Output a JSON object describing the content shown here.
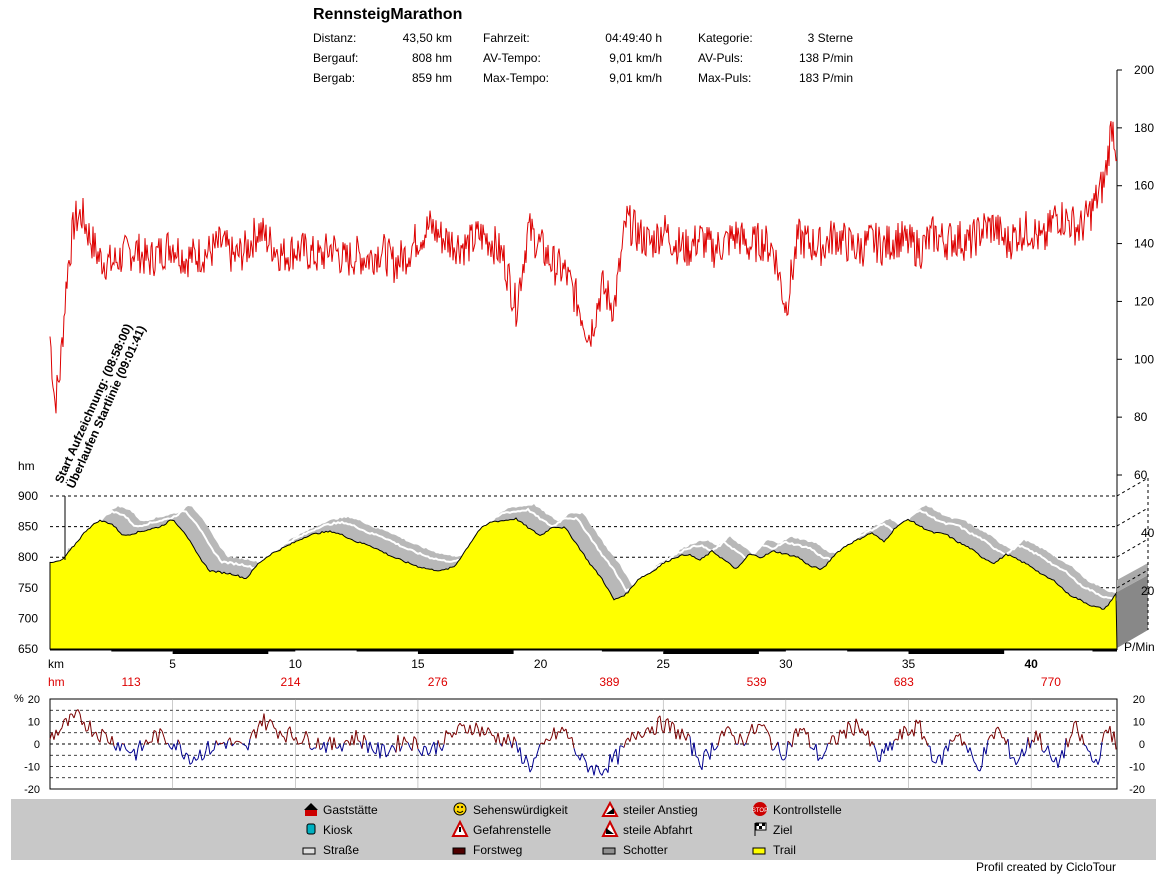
{
  "title": "RennsteigMarathon",
  "stats": [
    {
      "label": "Distanz:",
      "value": "43,50 km"
    },
    {
      "label": "Bergauf:",
      "value": "808 hm"
    },
    {
      "label": "Bergab:",
      "value": "859 hm"
    },
    {
      "label": "Fahrzeit:",
      "value": "04:49:40 h"
    },
    {
      "label": "AV-Tempo:",
      "value": "9,01 km/h"
    },
    {
      "label": "Max-Tempo:",
      "value": "9,01 km/h"
    },
    {
      "label": "Kategorie:",
      "value": "3 Sterne"
    },
    {
      "label": "AV-Puls:",
      "value": "138 P/min"
    },
    {
      "label": "Max-Puls:",
      "value": "183 P/min"
    }
  ],
  "annotations": [
    "Start Aufzeichnung: (08:58:00)",
    "Überlaufen Startlinie (09:01:41)"
  ],
  "pulse_axis": {
    "ticks": [
      "200",
      "180",
      "160",
      "140",
      "120",
      "100",
      "80",
      "60"
    ],
    "unit": "P/Min",
    "lower_ticks": [
      "40",
      "20"
    ]
  },
  "elevation_axis": {
    "unit": "hm",
    "ticks": [
      "900",
      "850",
      "800",
      "750",
      "700",
      "650"
    ]
  },
  "km_axis": {
    "unit": "km",
    "ticks": [
      "5",
      "10",
      "15",
      "20",
      "25",
      "30",
      "35",
      "40"
    ]
  },
  "hm_row": {
    "unit": "hm",
    "values": [
      "113",
      "214",
      "276",
      "389",
      "539",
      "683",
      "770"
    ]
  },
  "gradient_axis": {
    "unit": "%",
    "ticks": [
      "20",
      "10",
      "0",
      "-10",
      "-20"
    ]
  },
  "legend": [
    {
      "label": "Gaststätte",
      "icon": "house-icon"
    },
    {
      "label": "Sehenswürdigkeit",
      "icon": "smiley-icon"
    },
    {
      "label": "steiler Anstieg",
      "icon": "steep-climb-icon"
    },
    {
      "label": "Kontrollstelle",
      "icon": "stop-icon"
    },
    {
      "label": "Kiosk",
      "icon": "kiosk-icon"
    },
    {
      "label": "Gefahrenstelle",
      "icon": "warning-icon"
    },
    {
      "label": "steile Abfahrt",
      "icon": "steep-descent-icon"
    },
    {
      "label": "Ziel",
      "icon": "finish-flag-icon"
    },
    {
      "label": "Straße",
      "icon": "road-swatch"
    },
    {
      "label": "Forstweg",
      "icon": "forest-road-swatch"
    },
    {
      "label": "Schotter",
      "icon": "gravel-swatch"
    },
    {
      "label": "Trail",
      "icon": "trail-swatch"
    }
  ],
  "footer": "Profil created by CicloTour",
  "colors": {
    "pulse": "#dd0000",
    "elevation_fill": "#ffff00",
    "shadow": "#b8b8b8",
    "gradient_up": "#7a0000",
    "gradient_down": "#000090",
    "legend_bg": "#c8c8c8"
  },
  "chart_data": [
    {
      "type": "line",
      "name": "pulse",
      "ylim": [
        60,
        200
      ],
      "xlim_km": [
        0,
        43.5
      ],
      "x_km": [
        0,
        0.2,
        0.4,
        0.7,
        1.0,
        1.3,
        1.6,
        2.0,
        2.5,
        3,
        3.5,
        4,
        4.5,
        5,
        5.5,
        6,
        6.5,
        7,
        7.5,
        8,
        8.5,
        9,
        9.5,
        10,
        10.5,
        11,
        11.5,
        12,
        12.5,
        13,
        13.5,
        14,
        14.5,
        15,
        15.5,
        16,
        16.5,
        17,
        17.5,
        18,
        18.5,
        19,
        19.5,
        20,
        20.5,
        21,
        21.5,
        22,
        22.5,
        23,
        23.5,
        24,
        24.5,
        25,
        25.5,
        26,
        26.5,
        27,
        27.5,
        28,
        28.5,
        29,
        29.5,
        30,
        30.5,
        31,
        31.5,
        32,
        32.5,
        33,
        33.5,
        34,
        34.5,
        35,
        35.5,
        36,
        36.5,
        37,
        37.5,
        38,
        38.5,
        39,
        39.5,
        40,
        40.5,
        41,
        41.5,
        42,
        42.5,
        43,
        43.3,
        43.5
      ],
      "y": [
        108,
        85,
        95,
        130,
        148,
        150,
        143,
        135,
        133,
        136,
        138,
        134,
        137,
        140,
        135,
        136,
        137,
        140,
        135,
        138,
        145,
        140,
        136,
        138,
        137,
        135,
        139,
        134,
        136,
        135,
        138,
        133,
        136,
        142,
        146,
        142,
        140,
        139,
        143,
        141,
        135,
        118,
        145,
        139,
        133,
        130,
        120,
        108,
        125,
        118,
        148,
        143,
        140,
        145,
        140,
        138,
        142,
        138,
        140,
        143,
        139,
        141,
        138,
        118,
        142,
        140,
        139,
        143,
        140,
        138,
        141,
        139,
        142,
        140,
        138,
        143,
        141,
        142,
        140,
        145,
        146,
        140,
        144,
        145,
        140,
        150,
        148,
        145,
        152,
        162,
        182,
        172
      ]
    },
    {
      "type": "area",
      "name": "elevation",
      "ylim": [
        650,
        900
      ],
      "xlim_km": [
        0,
        43.5
      ],
      "x_km": [
        0,
        0.5,
        1,
        1.5,
        2,
        2.5,
        3,
        3.5,
        4,
        4.5,
        5,
        5.5,
        6,
        6.5,
        7,
        7.5,
        8,
        8.5,
        9,
        9.5,
        10,
        10.5,
        11,
        11.5,
        12,
        12.5,
        13,
        13.5,
        14,
        14.5,
        15,
        15.5,
        16,
        16.5,
        17,
        17.5,
        18,
        18.5,
        19,
        19.5,
        20,
        20.5,
        21,
        21.5,
        22,
        22.5,
        23,
        23.5,
        24,
        24.5,
        25,
        25.5,
        26,
        26.5,
        27,
        27.5,
        28,
        28.5,
        29,
        29.5,
        30,
        30.5,
        31,
        31.5,
        32,
        32.5,
        33,
        33.5,
        34,
        34.5,
        35,
        35.5,
        36,
        36.5,
        37,
        37.5,
        38,
        38.5,
        39,
        39.5,
        40,
        40.5,
        41,
        41.5,
        42,
        42.5,
        43,
        43.5
      ],
      "y": [
        790,
        795,
        820,
        845,
        860,
        855,
        835,
        840,
        845,
        850,
        862,
        840,
        805,
        778,
        775,
        772,
        765,
        790,
        805,
        815,
        825,
        835,
        840,
        842,
        835,
        825,
        820,
        810,
        800,
        792,
        785,
        780,
        778,
        785,
        815,
        845,
        858,
        860,
        863,
        848,
        835,
        850,
        848,
        820,
        790,
        765,
        730,
        740,
        765,
        775,
        790,
        800,
        805,
        795,
        810,
        795,
        780,
        805,
        800,
        810,
        805,
        800,
        785,
        780,
        805,
        820,
        830,
        840,
        825,
        850,
        862,
        850,
        840,
        838,
        825,
        815,
        800,
        790,
        805,
        795,
        785,
        770,
        760,
        740,
        730,
        720,
        715,
        742
      ]
    },
    {
      "type": "line",
      "name": "gradient",
      "ylim": [
        -20,
        20
      ],
      "xlim_km": [
        0,
        43.5
      ],
      "x_km": [
        0,
        0.7,
        1.2,
        1.8,
        2.5,
        3.5,
        4.3,
        5,
        5.8,
        6.5,
        7.2,
        8,
        8.6,
        9.5,
        10.5,
        11.5,
        12.5,
        13.5,
        14.5,
        15.5,
        16.5,
        17.2,
        18,
        18.8,
        19.6,
        20.4,
        21,
        21.7,
        22.4,
        23.2,
        24,
        25,
        25.8,
        26.6,
        27.4,
        28.2,
        29,
        29.8,
        30.6,
        31.4,
        32.2,
        33,
        33.8,
        34.6,
        35.4,
        36.2,
        37,
        37.8,
        38.6,
        39.4,
        40.2,
        41,
        41.8,
        42.6,
        43.2,
        43.5
      ],
      "y": [
        3,
        9,
        12,
        6,
        2,
        -4,
        4,
        1,
        -6,
        -2,
        1,
        -3,
        11,
        5,
        2,
        -1,
        3,
        -4,
        2,
        -3,
        5,
        8,
        4,
        1,
        -10,
        3,
        6,
        -8,
        -12,
        -5,
        6,
        9,
        4,
        -8,
        5,
        2,
        8,
        -5,
        7,
        -6,
        4,
        9,
        -7,
        3,
        8,
        -9,
        6,
        -11,
        7,
        -8,
        5,
        -10,
        7,
        -9,
        8,
        -2
      ]
    }
  ]
}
☆ ☆ ☆ ☆ ☆
EXERCISE DIRECTIONS:
Tally up how many lines in the preceding listing contain the word "road". Give nothing but the number.

EXPECTED OUTPUT:
2